What to produce: Copy each line containing the word "estimates" from the records that follow, please.

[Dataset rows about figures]

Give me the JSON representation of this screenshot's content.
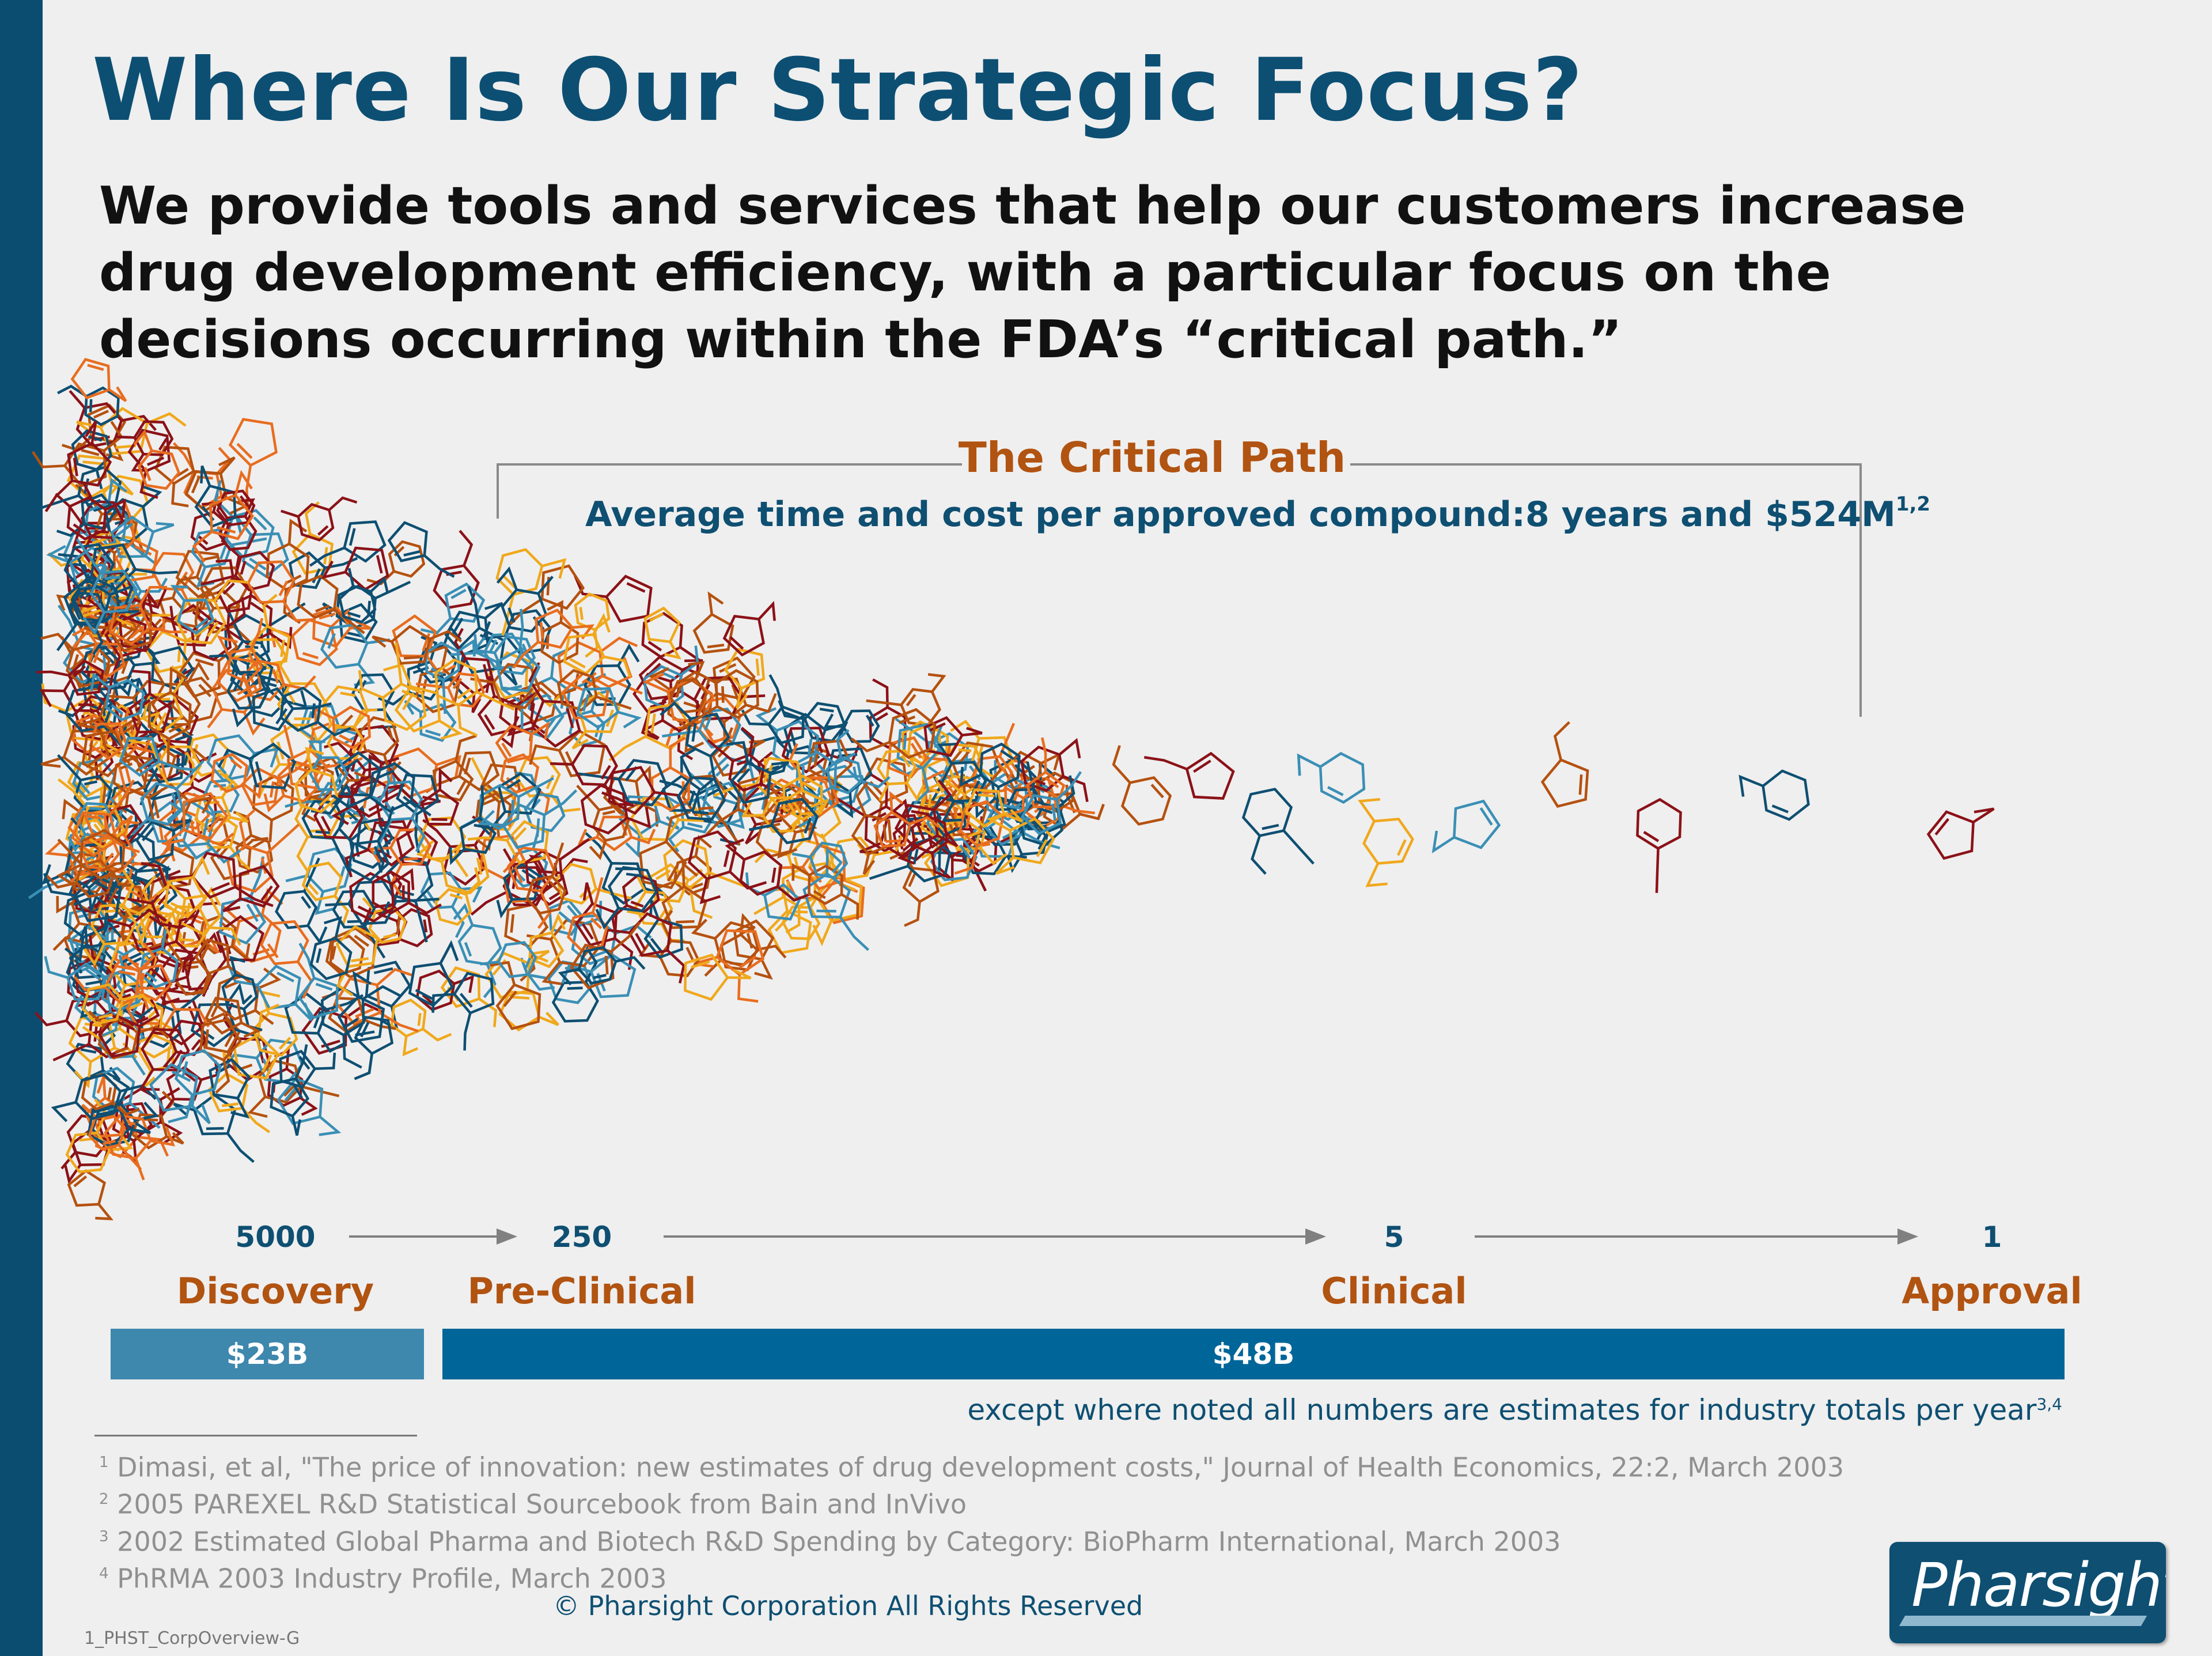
{
  "slide": {
    "title": "Where Is Our Strategic Focus?",
    "intro": "We provide tools and services that help our customers increase drug development efficiency, with a particular focus on the decisions occurring within the FDA’s “critical path.”"
  },
  "critical_path": {
    "title": "The Critical Path",
    "subtitle": "Average time and cost per approved compound:8 years and $524M",
    "subtitle_sup": "1,2"
  },
  "stages": [
    {
      "count": "5000",
      "name": "Discovery"
    },
    {
      "count": "250",
      "name": "Pre-Clinical"
    },
    {
      "count": "5",
      "name": "Clinical"
    },
    {
      "count": "1",
      "name": "Approval"
    }
  ],
  "costs": {
    "discovery": "$23B",
    "development": "$48B"
  },
  "note": {
    "text": "except where noted all numbers are estimates for industry totals per year",
    "sup": "3,4"
  },
  "references": [
    {
      "num": "1",
      "text": "Dimasi, et al, \"The price of innovation: new estimates of drug development costs,\" Journal of Health Economics, 22:2, March 2003"
    },
    {
      "num": "2",
      "text": "2005 PAREXEL R&D Statistical Sourcebook from Bain and InVivo"
    },
    {
      "num": "3",
      "text": "2002 Estimated Global Pharma and Biotech R&D Spending by Category:  BioPharm International, March 2003"
    },
    {
      "num": "4",
      "text": "PhRMA 2003 Industry Profile, March 2003"
    }
  ],
  "footer": {
    "copyright": "© Pharsight Corporation All Rights Reserved",
    "slide_code": "1_PHST_CorpOverview-G",
    "logo_text": "Pharsight"
  },
  "colors": {
    "brand_navy": "#0e4f72",
    "accent_orange": "#b15311",
    "molecule_palette": [
      "#b5510f",
      "#e86d1f",
      "#f0a81c",
      "#0e4f72",
      "#3a8fb5",
      "#8b1218"
    ]
  },
  "icons": {
    "molecule_funnel": "molecule-ring-icon",
    "arrows": "right-arrow-icon"
  }
}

Full answer:
    "text": "except where noted all numbers are estimates for industry totals per year",
      "text": "Dimasi, et al, \"The price of innovation: new estimates of drug development costs,\" Journal of Health Economics, 22:2, March 2003"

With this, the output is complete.